▶ [Goal]
Substitute "demo" for every "preview" in the part of the listing that opens with the line containing "page-dot-3-active[interactable] [551, 1805, 575, 1829]" and closes with the line containing "back-arrow-icon: ← [383, 533, 417, 567]". Return only those lines, with everything else unchanged.

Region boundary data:
-=-=-

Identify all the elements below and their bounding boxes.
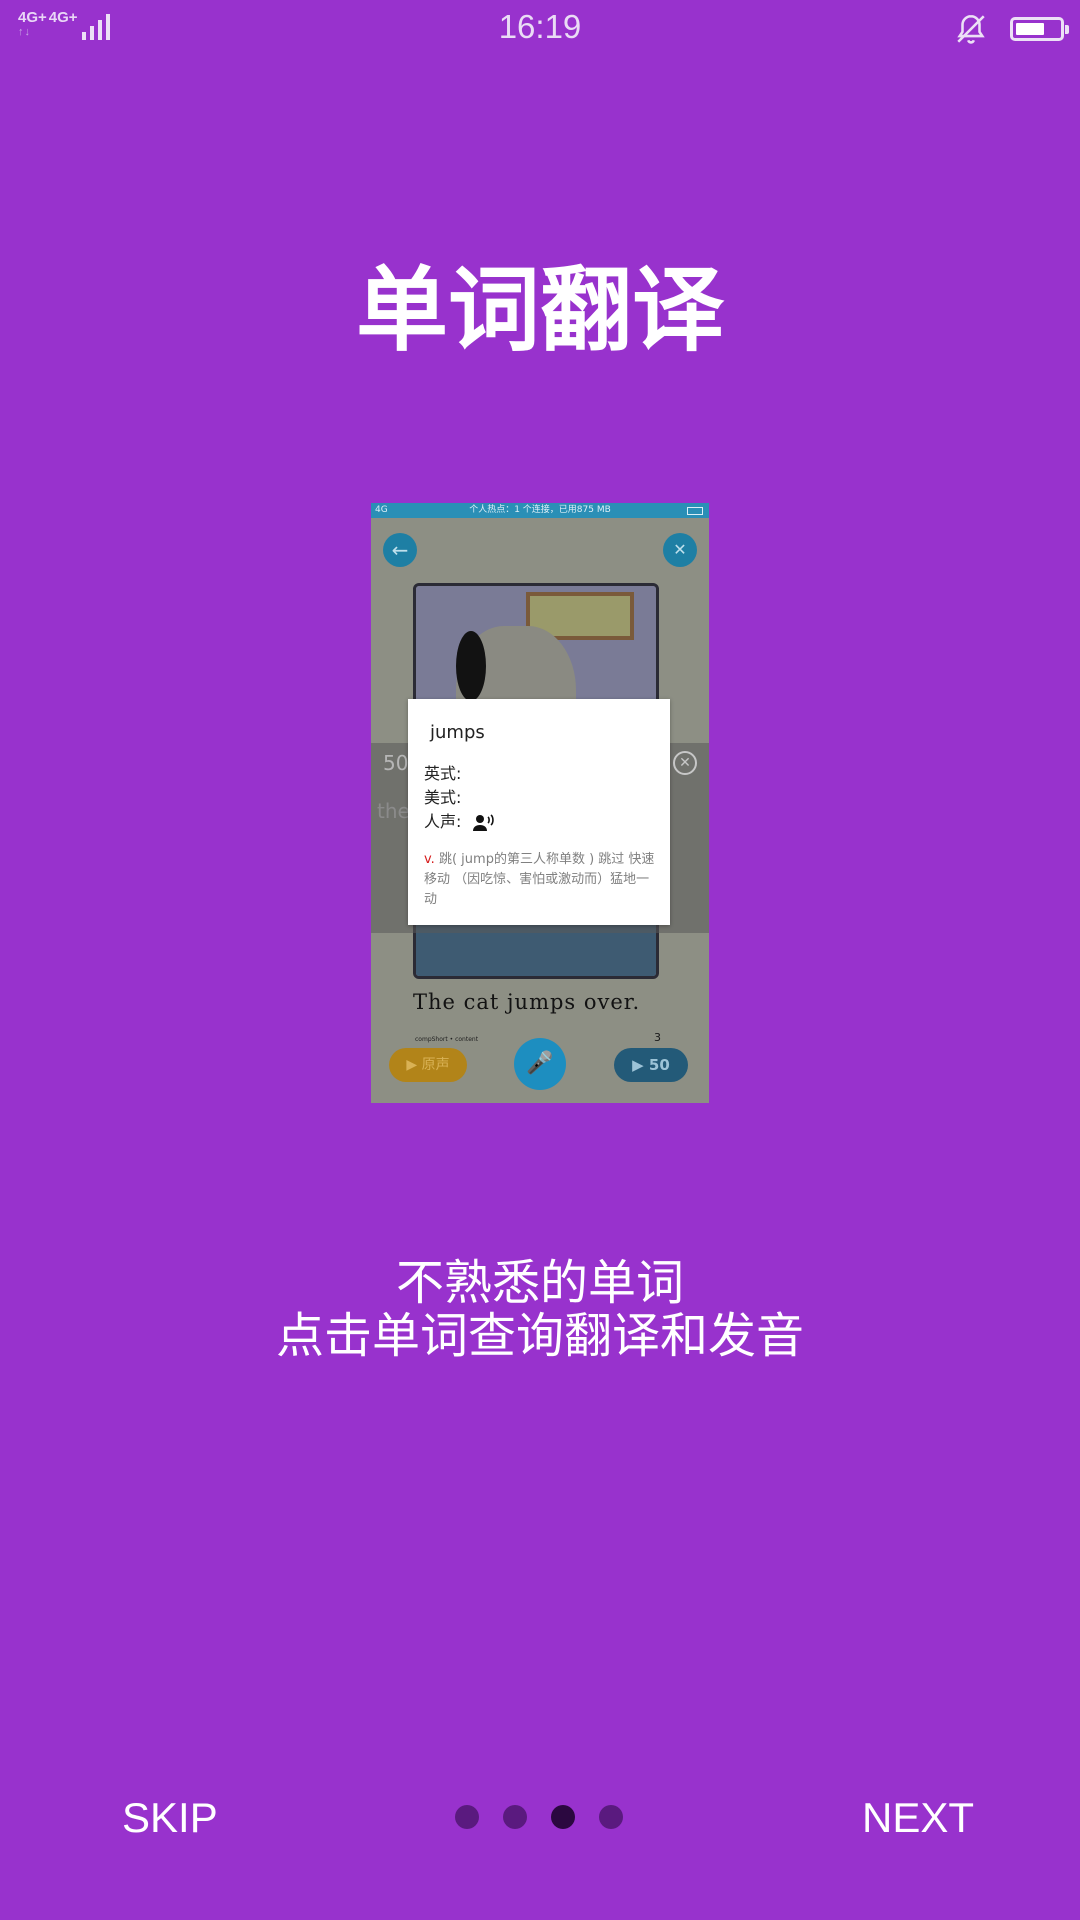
page-dot-3-active[interactable] [551, 1805, 575, 1829]
preview-original-button: ▶ 原声 [389, 1048, 467, 1082]
voice-row: 人声: [424, 808, 495, 832]
page-dot-4[interactable] [599, 1805, 623, 1829]
american-pronunciation-label: 美式: [424, 788, 462, 807]
preview-sentence: The cat jumps over. [413, 990, 641, 1014]
skip-button[interactable]: SKIP [122, 1794, 218, 1842]
subtitle-line-2: 点击单词查询翻译和发音 [275, 1308, 804, 1364]
preview-count: 3 [654, 1031, 661, 1044]
back-arrow-icon: ← [383, 533, 417, 567]
british-pronunciation-label: 英式: [424, 764, 462, 783]
popup-word: jumps [430, 722, 485, 743]
clock: 16:19 [498, 8, 582, 45]
next-button[interactable]: NEXT [862, 1794, 974, 1842]
preview-play-button: ▶ 50 [614, 1048, 688, 1082]
microphone-icon: 🎤 [514, 1038, 566, 1090]
voice-label: 人声: [424, 812, 462, 831]
status-bar: 4G+ ↑↓ 4G+ 16:19 [0, 0, 1080, 60]
page-dot-2[interactable] [503, 1805, 527, 1829]
popup-definition: v. 跳( jump的第三人称单数 ) 跳过 快速移动 （因吃惊、害怕或激动而）… [424, 852, 655, 907]
page-indicator [455, 1805, 647, 1829]
mute-icon: ✕ [663, 533, 697, 567]
battery-icon [1010, 17, 1069, 41]
page-dot-1[interactable] [455, 1805, 479, 1829]
speaker-person-icon [472, 813, 494, 831]
subtitle-line-1: 不熟悉的单词 [395, 1255, 684, 1311]
preview-small-caption: compShort • content [415, 1036, 479, 1043]
page-title: 单词翻译 [355, 257, 724, 364]
bell-off-icon [957, 14, 985, 44]
close-icon: ✕ [673, 751, 697, 775]
preview-status-bar: 4G 个人热点：1 个连接，已用875 MB [371, 503, 709, 518]
word-translation-popup: jumps 英式: 美式: 人声: v. 跳( jump的第三人称单数 ) 跳过… [408, 699, 670, 925]
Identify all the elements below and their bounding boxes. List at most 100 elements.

-=-=-

▶ [Exercise response]
page-dot-3-active[interactable] [551, 1805, 575, 1829]
demo-original-button: ▶ 原声 [389, 1048, 467, 1082]
voice-row: 人声: [424, 808, 495, 832]
page-dot-4[interactable] [599, 1805, 623, 1829]
american-pronunciation-label: 美式: [424, 788, 462, 807]
demo-sentence: The cat jumps over. [413, 990, 641, 1014]
skip-button[interactable]: SKIP [122, 1794, 218, 1842]
subtitle-line-2: 点击单词查询翻译和发音 [275, 1308, 804, 1364]
demo-count: 3 [654, 1031, 661, 1044]
back-arrow-icon: ← [383, 533, 417, 567]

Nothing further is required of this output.